··· Information supplied ···

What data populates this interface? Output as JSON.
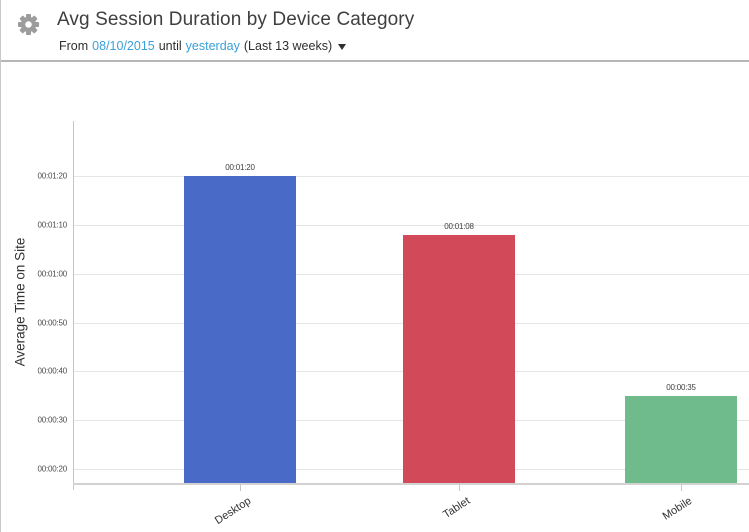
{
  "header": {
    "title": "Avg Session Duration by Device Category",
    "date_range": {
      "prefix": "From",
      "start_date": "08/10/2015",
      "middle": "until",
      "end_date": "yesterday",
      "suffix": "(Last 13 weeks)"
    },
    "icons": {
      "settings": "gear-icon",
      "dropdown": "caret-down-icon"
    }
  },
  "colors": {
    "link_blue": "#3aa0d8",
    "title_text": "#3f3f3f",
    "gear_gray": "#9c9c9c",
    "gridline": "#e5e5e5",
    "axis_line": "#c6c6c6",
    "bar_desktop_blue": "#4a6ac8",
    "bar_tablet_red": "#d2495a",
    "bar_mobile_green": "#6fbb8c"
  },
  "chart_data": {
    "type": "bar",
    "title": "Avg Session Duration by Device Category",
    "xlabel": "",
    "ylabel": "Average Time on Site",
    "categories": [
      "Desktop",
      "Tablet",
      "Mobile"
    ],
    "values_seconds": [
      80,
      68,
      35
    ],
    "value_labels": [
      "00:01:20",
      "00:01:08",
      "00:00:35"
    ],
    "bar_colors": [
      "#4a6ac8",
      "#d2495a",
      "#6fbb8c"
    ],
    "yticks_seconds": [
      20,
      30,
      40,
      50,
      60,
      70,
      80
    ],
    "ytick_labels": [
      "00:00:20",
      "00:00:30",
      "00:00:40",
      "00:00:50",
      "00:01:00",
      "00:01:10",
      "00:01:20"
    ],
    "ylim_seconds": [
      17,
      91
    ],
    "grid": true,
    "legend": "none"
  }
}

···

_Instructions for the task_: Repeat the material above word for word, please, apart from its images.

_Worked answer_:
What data populates this interface? Output as JSON.
{
  "header": {
    "title": "Avg Session Duration by Device Category",
    "date_range": {
      "prefix": "From",
      "start_date": "08/10/2015",
      "middle": "until",
      "end_date": "yesterday",
      "suffix": "(Last 13 weeks)"
    },
    "icons": {
      "settings": "gear-icon",
      "dropdown": "caret-down-icon"
    }
  },
  "colors": {
    "link_blue": "#3aa0d8",
    "title_text": "#3f3f3f",
    "gear_gray": "#9c9c9c",
    "gridline": "#e5e5e5",
    "axis_line": "#c6c6c6",
    "bar_desktop_blue": "#4a6ac8",
    "bar_tablet_red": "#d2495a",
    "bar_mobile_green": "#6fbb8c"
  },
  "chart_data": {
    "type": "bar",
    "title": "Avg Session Duration by Device Category",
    "xlabel": "",
    "ylabel": "Average Time on Site",
    "categories": [
      "Desktop",
      "Tablet",
      "Mobile"
    ],
    "values_seconds": [
      80,
      68,
      35
    ],
    "value_labels": [
      "00:01:20",
      "00:01:08",
      "00:00:35"
    ],
    "bar_colors": [
      "#4a6ac8",
      "#d2495a",
      "#6fbb8c"
    ],
    "yticks_seconds": [
      20,
      30,
      40,
      50,
      60,
      70,
      80
    ],
    "ytick_labels": [
      "00:00:20",
      "00:00:30",
      "00:00:40",
      "00:00:50",
      "00:01:00",
      "00:01:10",
      "00:01:20"
    ],
    "ylim_seconds": [
      17,
      91
    ],
    "grid": true,
    "legend": "none"
  }
}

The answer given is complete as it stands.